-- BEGIN The data --

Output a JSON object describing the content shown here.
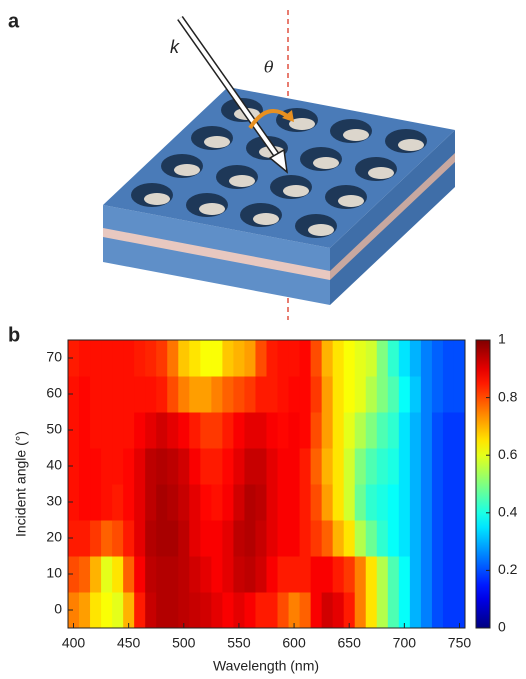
{
  "panel_a": {
    "panel_label": "a",
    "wave_vector_label": "k",
    "angle_label": "θ"
  },
  "chart_data": {
    "type": "heatmap",
    "panel_label": "b",
    "xlabel": "Wavelength (nm)",
    "ylabel": "Incident angle (°)",
    "x": [
      400,
      410,
      420,
      430,
      440,
      450,
      460,
      470,
      480,
      490,
      500,
      510,
      520,
      530,
      540,
      550,
      560,
      570,
      580,
      590,
      600,
      610,
      620,
      630,
      640,
      650,
      660,
      670,
      680,
      690,
      700,
      710,
      720,
      730,
      740,
      750
    ],
    "y": [
      0,
      10,
      20,
      30,
      40,
      50,
      60,
      70
    ],
    "z": [
      [
        0.75,
        0.72,
        0.65,
        0.62,
        0.6,
        0.7,
        0.85,
        0.93,
        0.95,
        0.95,
        0.94,
        0.93,
        0.92,
        0.9,
        0.88,
        0.9,
        0.88,
        0.85,
        0.85,
        0.8,
        0.75,
        0.78,
        0.88,
        0.92,
        0.9,
        0.85,
        0.75,
        0.65,
        0.55,
        0.45,
        0.38,
        0.3,
        0.25,
        0.2,
        0.18,
        0.18
      ],
      [
        0.8,
        0.78,
        0.7,
        0.6,
        0.65,
        0.78,
        0.88,
        0.94,
        0.95,
        0.95,
        0.94,
        0.92,
        0.9,
        0.88,
        0.9,
        0.93,
        0.94,
        0.92,
        0.88,
        0.85,
        0.85,
        0.85,
        0.88,
        0.88,
        0.85,
        0.82,
        0.75,
        0.65,
        0.55,
        0.45,
        0.38,
        0.3,
        0.25,
        0.2,
        0.18,
        0.18
      ],
      [
        0.85,
        0.85,
        0.82,
        0.78,
        0.8,
        0.85,
        0.9,
        0.95,
        0.96,
        0.96,
        0.94,
        0.9,
        0.88,
        0.88,
        0.9,
        0.94,
        0.95,
        0.93,
        0.9,
        0.88,
        0.88,
        0.85,
        0.82,
        0.78,
        0.7,
        0.65,
        0.55,
        0.48,
        0.42,
        0.38,
        0.35,
        0.3,
        0.25,
        0.2,
        0.18,
        0.18
      ],
      [
        0.86,
        0.87,
        0.87,
        0.86,
        0.85,
        0.87,
        0.9,
        0.94,
        0.96,
        0.95,
        0.93,
        0.9,
        0.87,
        0.86,
        0.88,
        0.92,
        0.95,
        0.94,
        0.9,
        0.88,
        0.88,
        0.85,
        0.8,
        0.72,
        0.65,
        0.58,
        0.48,
        0.42,
        0.4,
        0.38,
        0.35,
        0.3,
        0.25,
        0.2,
        0.18,
        0.18
      ],
      [
        0.86,
        0.87,
        0.87,
        0.86,
        0.86,
        0.87,
        0.9,
        0.94,
        0.95,
        0.94,
        0.92,
        0.88,
        0.85,
        0.85,
        0.87,
        0.9,
        0.93,
        0.93,
        0.9,
        0.88,
        0.88,
        0.85,
        0.78,
        0.7,
        0.65,
        0.58,
        0.5,
        0.45,
        0.42,
        0.4,
        0.35,
        0.3,
        0.25,
        0.2,
        0.18,
        0.18
      ],
      [
        0.86,
        0.87,
        0.86,
        0.86,
        0.86,
        0.86,
        0.88,
        0.9,
        0.92,
        0.9,
        0.88,
        0.85,
        0.82,
        0.82,
        0.85,
        0.88,
        0.9,
        0.9,
        0.88,
        0.87,
        0.88,
        0.87,
        0.8,
        0.72,
        0.65,
        0.6,
        0.55,
        0.5,
        0.45,
        0.42,
        0.35,
        0.3,
        0.25,
        0.2,
        0.18,
        0.18
      ],
      [
        0.86,
        0.87,
        0.86,
        0.86,
        0.86,
        0.86,
        0.86,
        0.86,
        0.85,
        0.8,
        0.75,
        0.72,
        0.72,
        0.75,
        0.78,
        0.8,
        0.82,
        0.85,
        0.85,
        0.86,
        0.87,
        0.87,
        0.82,
        0.72,
        0.65,
        0.62,
        0.6,
        0.55,
        0.5,
        0.45,
        0.38,
        0.32,
        0.25,
        0.22,
        0.2,
        0.2
      ],
      [
        0.85,
        0.86,
        0.86,
        0.86,
        0.86,
        0.86,
        0.85,
        0.84,
        0.82,
        0.76,
        0.68,
        0.65,
        0.62,
        0.62,
        0.68,
        0.7,
        0.72,
        0.8,
        0.85,
        0.86,
        0.86,
        0.87,
        0.8,
        0.7,
        0.65,
        0.62,
        0.6,
        0.58,
        0.5,
        0.42,
        0.35,
        0.3,
        0.25,
        0.22,
        0.2,
        0.2
      ]
    ],
    "xlim": [
      395,
      755
    ],
    "ylim": [
      -5,
      75
    ],
    "xticks": [
      400,
      450,
      500,
      550,
      600,
      650,
      700,
      750
    ],
    "yticks": [
      0,
      10,
      20,
      30,
      40,
      50,
      60,
      70
    ],
    "colormap": "jet",
    "clim": [
      0,
      1
    ],
    "cticks": [
      0,
      0.2,
      0.4,
      0.6,
      0.8,
      1
    ]
  }
}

-- END The data --

> Stated exercise
Repeat the data above exactly, but not the pictures.

> Answer to this problem
Output a JSON object describing the content shown here.
{
  "panel_a": {
    "panel_label": "a",
    "wave_vector_label": "k",
    "angle_label": "θ"
  },
  "chart_data": {
    "type": "heatmap",
    "panel_label": "b",
    "xlabel": "Wavelength (nm)",
    "ylabel": "Incident angle (°)",
    "x": [
      400,
      410,
      420,
      430,
      440,
      450,
      460,
      470,
      480,
      490,
      500,
      510,
      520,
      530,
      540,
      550,
      560,
      570,
      580,
      590,
      600,
      610,
      620,
      630,
      640,
      650,
      660,
      670,
      680,
      690,
      700,
      710,
      720,
      730,
      740,
      750
    ],
    "y": [
      0,
      10,
      20,
      30,
      40,
      50,
      60,
      70
    ],
    "z": [
      [
        0.75,
        0.72,
        0.65,
        0.62,
        0.6,
        0.7,
        0.85,
        0.93,
        0.95,
        0.95,
        0.94,
        0.93,
        0.92,
        0.9,
        0.88,
        0.9,
        0.88,
        0.85,
        0.85,
        0.8,
        0.75,
        0.78,
        0.88,
        0.92,
        0.9,
        0.85,
        0.75,
        0.65,
        0.55,
        0.45,
        0.38,
        0.3,
        0.25,
        0.2,
        0.18,
        0.18
      ],
      [
        0.8,
        0.78,
        0.7,
        0.6,
        0.65,
        0.78,
        0.88,
        0.94,
        0.95,
        0.95,
        0.94,
        0.92,
        0.9,
        0.88,
        0.9,
        0.93,
        0.94,
        0.92,
        0.88,
        0.85,
        0.85,
        0.85,
        0.88,
        0.88,
        0.85,
        0.82,
        0.75,
        0.65,
        0.55,
        0.45,
        0.38,
        0.3,
        0.25,
        0.2,
        0.18,
        0.18
      ],
      [
        0.85,
        0.85,
        0.82,
        0.78,
        0.8,
        0.85,
        0.9,
        0.95,
        0.96,
        0.96,
        0.94,
        0.9,
        0.88,
        0.88,
        0.9,
        0.94,
        0.95,
        0.93,
        0.9,
        0.88,
        0.88,
        0.85,
        0.82,
        0.78,
        0.7,
        0.65,
        0.55,
        0.48,
        0.42,
        0.38,
        0.35,
        0.3,
        0.25,
        0.2,
        0.18,
        0.18
      ],
      [
        0.86,
        0.87,
        0.87,
        0.86,
        0.85,
        0.87,
        0.9,
        0.94,
        0.96,
        0.95,
        0.93,
        0.9,
        0.87,
        0.86,
        0.88,
        0.92,
        0.95,
        0.94,
        0.9,
        0.88,
        0.88,
        0.85,
        0.8,
        0.72,
        0.65,
        0.58,
        0.48,
        0.42,
        0.4,
        0.38,
        0.35,
        0.3,
        0.25,
        0.2,
        0.18,
        0.18
      ],
      [
        0.86,
        0.87,
        0.87,
        0.86,
        0.86,
        0.87,
        0.9,
        0.94,
        0.95,
        0.94,
        0.92,
        0.88,
        0.85,
        0.85,
        0.87,
        0.9,
        0.93,
        0.93,
        0.9,
        0.88,
        0.88,
        0.85,
        0.78,
        0.7,
        0.65,
        0.58,
        0.5,
        0.45,
        0.42,
        0.4,
        0.35,
        0.3,
        0.25,
        0.2,
        0.18,
        0.18
      ],
      [
        0.86,
        0.87,
        0.86,
        0.86,
        0.86,
        0.86,
        0.88,
        0.9,
        0.92,
        0.9,
        0.88,
        0.85,
        0.82,
        0.82,
        0.85,
        0.88,
        0.9,
        0.9,
        0.88,
        0.87,
        0.88,
        0.87,
        0.8,
        0.72,
        0.65,
        0.6,
        0.55,
        0.5,
        0.45,
        0.42,
        0.35,
        0.3,
        0.25,
        0.2,
        0.18,
        0.18
      ],
      [
        0.86,
        0.87,
        0.86,
        0.86,
        0.86,
        0.86,
        0.86,
        0.86,
        0.85,
        0.8,
        0.75,
        0.72,
        0.72,
        0.75,
        0.78,
        0.8,
        0.82,
        0.85,
        0.85,
        0.86,
        0.87,
        0.87,
        0.82,
        0.72,
        0.65,
        0.62,
        0.6,
        0.55,
        0.5,
        0.45,
        0.38,
        0.32,
        0.25,
        0.22,
        0.2,
        0.2
      ],
      [
        0.85,
        0.86,
        0.86,
        0.86,
        0.86,
        0.86,
        0.85,
        0.84,
        0.82,
        0.76,
        0.68,
        0.65,
        0.62,
        0.62,
        0.68,
        0.7,
        0.72,
        0.8,
        0.85,
        0.86,
        0.86,
        0.87,
        0.8,
        0.7,
        0.65,
        0.62,
        0.6,
        0.58,
        0.5,
        0.42,
        0.35,
        0.3,
        0.25,
        0.22,
        0.2,
        0.2
      ]
    ],
    "xlim": [
      395,
      755
    ],
    "ylim": [
      -5,
      75
    ],
    "xticks": [
      400,
      450,
      500,
      550,
      600,
      650,
      700,
      750
    ],
    "yticks": [
      0,
      10,
      20,
      30,
      40,
      50,
      60,
      70
    ],
    "colormap": "jet",
    "clim": [
      0,
      1
    ],
    "cticks": [
      0,
      0.2,
      0.4,
      0.6,
      0.8,
      1
    ]
  }
}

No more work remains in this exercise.